Given request: Copy the records below exactly, leaving out any pictures.

Raw data:
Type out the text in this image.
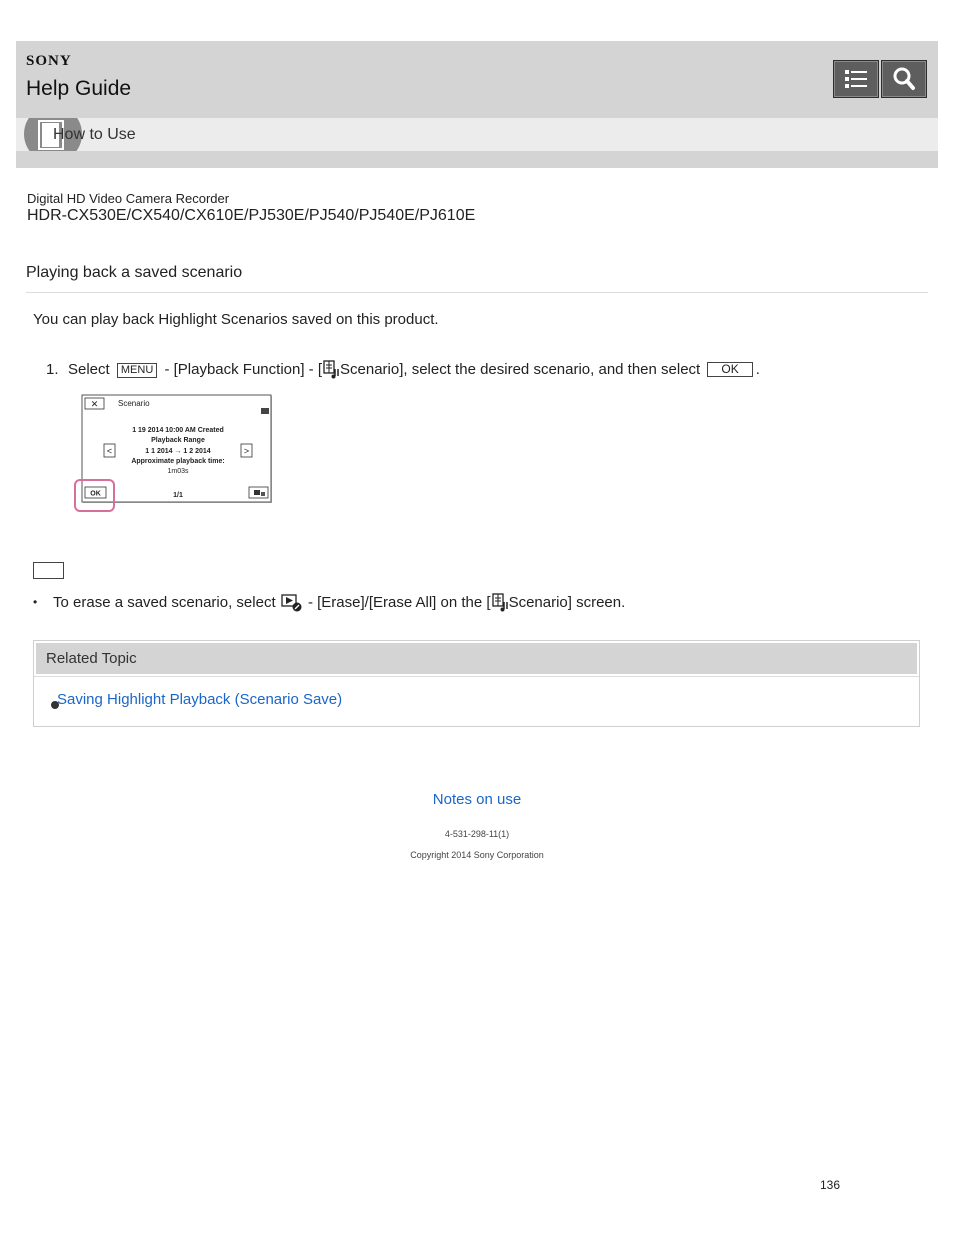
SONY
Help Guide
How to Use
Digital HD Video Camera Recorder
HDR-CX530E/CX540/CX610E/PJ530E/PJ540/PJ540E/PJ610E
Playing back a saved scenario
You can play back Highlight Scenarios saved on this product.
1. Select MENU - [Playback Function] - [ Scenario], select the desired scenario, and then select OK .
✕ Scenario
1 19 2014 10:00 AM Created
Playback Range
1 1 2014 → 1 2 2014
Approximate playback time:
1m03s
<	>
OK	1/1
• To erase a saved scenario, select - [Erase]/[Erase All] on the [ Scenario] screen.
Related Topic
Saving Highlight Playback (Scenario Save)
Notes on use
4-531-298-11(1)
Copyright 2014 Sony Corporation
136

Solution:
Type out the text in this image.
SONY
Help Guide
How to Use
Digital HD Video Camera Recorder
HDR-CX530E/CX540/CX610E/PJ530E/PJ540/PJ540E/PJ610E
Playing back a saved scenario
You can play back Highlight Scenarios saved on this product.
1. Select MENU - [Playback Function] - [ Scenario], select the desired scenario, and then select OK .
✕ Scenario
1 19 2014 10:00 AM Created
Playback Range
1 1 2014 → 1 2 2014
Approximate playback time:
1m03s
<	>
OK	1/1
• To erase a saved scenario, select - [Erase]/[Erase All] on the [ Scenario] screen.
Related Topic
Saving Highlight Playback (Scenario Save)
Notes on use
4-531-298-11(1)
Copyright 2014 Sony Corporation
136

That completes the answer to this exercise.